:: PROBLEM TO WORK ON ::
Transcribe the full listing with no word altered.

:: SOURCE MATERIAL ::

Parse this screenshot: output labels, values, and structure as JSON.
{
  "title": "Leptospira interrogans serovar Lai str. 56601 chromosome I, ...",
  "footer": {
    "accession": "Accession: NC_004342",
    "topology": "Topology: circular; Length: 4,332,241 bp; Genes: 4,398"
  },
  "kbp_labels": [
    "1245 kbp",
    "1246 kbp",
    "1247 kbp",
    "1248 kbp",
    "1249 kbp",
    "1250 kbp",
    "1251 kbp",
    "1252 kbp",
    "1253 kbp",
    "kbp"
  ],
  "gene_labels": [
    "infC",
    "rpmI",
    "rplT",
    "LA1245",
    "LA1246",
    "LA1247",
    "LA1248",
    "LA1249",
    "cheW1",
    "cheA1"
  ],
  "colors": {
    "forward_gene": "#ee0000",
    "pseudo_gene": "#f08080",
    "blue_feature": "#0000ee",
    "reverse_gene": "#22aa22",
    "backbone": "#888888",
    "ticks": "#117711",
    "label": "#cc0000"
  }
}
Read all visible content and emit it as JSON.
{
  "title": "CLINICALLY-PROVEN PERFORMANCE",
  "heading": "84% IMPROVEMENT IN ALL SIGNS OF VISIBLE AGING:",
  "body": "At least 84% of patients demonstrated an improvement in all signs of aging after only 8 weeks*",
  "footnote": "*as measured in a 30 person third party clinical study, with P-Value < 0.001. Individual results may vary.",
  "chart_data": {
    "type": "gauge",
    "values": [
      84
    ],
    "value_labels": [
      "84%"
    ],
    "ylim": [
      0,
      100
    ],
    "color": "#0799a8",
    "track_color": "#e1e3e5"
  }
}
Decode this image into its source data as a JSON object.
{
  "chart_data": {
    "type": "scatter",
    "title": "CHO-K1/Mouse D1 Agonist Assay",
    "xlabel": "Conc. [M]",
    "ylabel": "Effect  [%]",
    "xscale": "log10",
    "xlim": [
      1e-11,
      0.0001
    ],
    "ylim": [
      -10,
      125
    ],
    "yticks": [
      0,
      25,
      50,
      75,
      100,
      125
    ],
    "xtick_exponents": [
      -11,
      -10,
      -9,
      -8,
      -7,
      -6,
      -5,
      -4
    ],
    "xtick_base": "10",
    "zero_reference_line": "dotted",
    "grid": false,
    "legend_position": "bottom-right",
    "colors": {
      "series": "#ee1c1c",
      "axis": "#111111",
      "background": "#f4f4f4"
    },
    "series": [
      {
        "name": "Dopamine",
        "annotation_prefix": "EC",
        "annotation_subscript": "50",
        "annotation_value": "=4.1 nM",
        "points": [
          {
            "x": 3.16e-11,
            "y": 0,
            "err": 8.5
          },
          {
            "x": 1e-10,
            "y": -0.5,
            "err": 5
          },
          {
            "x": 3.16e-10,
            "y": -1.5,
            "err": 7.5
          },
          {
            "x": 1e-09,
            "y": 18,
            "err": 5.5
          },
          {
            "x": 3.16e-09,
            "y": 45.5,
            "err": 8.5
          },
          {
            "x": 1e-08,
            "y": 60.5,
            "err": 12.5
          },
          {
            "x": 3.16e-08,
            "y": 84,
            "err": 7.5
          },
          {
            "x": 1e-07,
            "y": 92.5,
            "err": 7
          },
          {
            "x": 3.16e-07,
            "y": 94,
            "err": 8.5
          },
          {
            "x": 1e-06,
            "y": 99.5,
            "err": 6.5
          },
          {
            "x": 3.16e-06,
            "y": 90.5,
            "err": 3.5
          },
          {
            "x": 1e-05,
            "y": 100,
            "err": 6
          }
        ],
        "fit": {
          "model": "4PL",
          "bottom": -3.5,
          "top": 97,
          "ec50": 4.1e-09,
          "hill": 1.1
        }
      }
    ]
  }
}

:: OUTPUT FOR THIS TASK ::
Parse this screenshot: output labels, values, and structure as JSON.
{
  "title": "Leptospira interrogans serovar Lai str. 56601 chromosome I, ...",
  "footer": {
    "accession": "Accession: NC_004342",
    "topology": "Topology: circular; Length: 4,332,241 bp; Genes: 4,398"
  },
  "kbp_labels": [
    "1245 kbp",
    "1246 kbp",
    "1247 kbp",
    "1248 kbp",
    "1249 kbp",
    "1250 kbp",
    "1251 kbp",
    "1252 kbp",
    "1253 kbp",
    "kbp"
  ],
  "gene_labels": [
    "infC",
    "rpmI",
    "rplT",
    "LA1245",
    "LA1246",
    "LA1247",
    "LA1248",
    "LA1249",
    "cheW1",
    "cheA1"
  ],
  "colors": {
    "forward_gene": "#ee0000",
    "pseudo_gene": "#f08080",
    "blue_feature": "#0000ee",
    "reverse_gene": "#22aa22",
    "backbone": "#888888",
    "ticks": "#117711",
    "label": "#cc0000"
  }
}
Read all visible content and emit it as JSON.
{
  "title": "CLINICALLY-PROVEN PERFORMANCE",
  "heading": "84% IMPROVEMENT IN ALL SIGNS OF VISIBLE AGING:",
  "body": "At least 84% of patients demonstrated an improvement in all signs of aging after only 8 weeks*",
  "footnote": "*as measured in a 30 person third party clinical study, with P-Value < 0.001. Individual results may vary.",
  "chart_data": {
    "type": "gauge",
    "values": [
      84
    ],
    "value_labels": [
      "84%"
    ],
    "ylim": [
      0,
      100
    ],
    "color": "#0799a8",
    "track_color": "#e1e3e5"
  }
}
Decode this image into its source data as a JSON object.
{
  "chart_data": {
    "type": "scatter",
    "title": "CHO-K1/Mouse D1 Agonist Assay",
    "xlabel": "Conc. [M]",
    "ylabel": "Effect  [%]",
    "xscale": "log10",
    "xlim": [
      1e-11,
      0.0001
    ],
    "ylim": [
      -10,
      125
    ],
    "yticks": [
      0,
      25,
      50,
      75,
      100,
      125
    ],
    "xtick_exponents": [
      -11,
      -10,
      -9,
      -8,
      -7,
      -6,
      -5,
      -4
    ],
    "xtick_base": "10",
    "zero_reference_line": "dotted",
    "grid": false,
    "legend_position": "bottom-right",
    "colors": {
      "series": "#ee1c1c",
      "axis": "#111111",
      "background": "#f4f4f4"
    },
    "series": [
      {
        "name": "Dopamine",
        "annotation_prefix": "EC",
        "annotation_subscript": "50",
        "annotation_value": "=4.1 nM",
        "points": [
          {
            "x": 3.16e-11,
            "y": 0,
            "err": 8.5
          },
          {
            "x": 1e-10,
            "y": -0.5,
            "err": 5
          },
          {
            "x": 3.16e-10,
            "y": -1.5,
            "err": 7.5
          },
          {
            "x": 1e-09,
            "y": 18,
            "err": 5.5
          },
          {
            "x": 3.16e-09,
            "y": 45.5,
            "err": 8.5
          },
          {
            "x": 1e-08,
            "y": 60.5,
            "err": 12.5
          },
          {
            "x": 3.16e-08,
            "y": 84,
            "err": 7.5
          },
          {
            "x": 1e-07,
            "y": 92.5,
            "err": 7
          },
          {
            "x": 3.16e-07,
            "y": 94,
            "err": 8.5
          },
          {
            "x": 1e-06,
            "y": 99.5,
            "err": 6.5
          },
          {
            "x": 3.16e-06,
            "y": 90.5,
            "err": 3.5
          },
          {
            "x": 1e-05,
            "y": 100,
            "err": 6
          }
        ],
        "fit": {
          "model": "4PL",
          "bottom": -3.5,
          "top": 97,
          "ec50": 4.1e-09,
          "hill": 1.1
        }
      }
    ]
  }
}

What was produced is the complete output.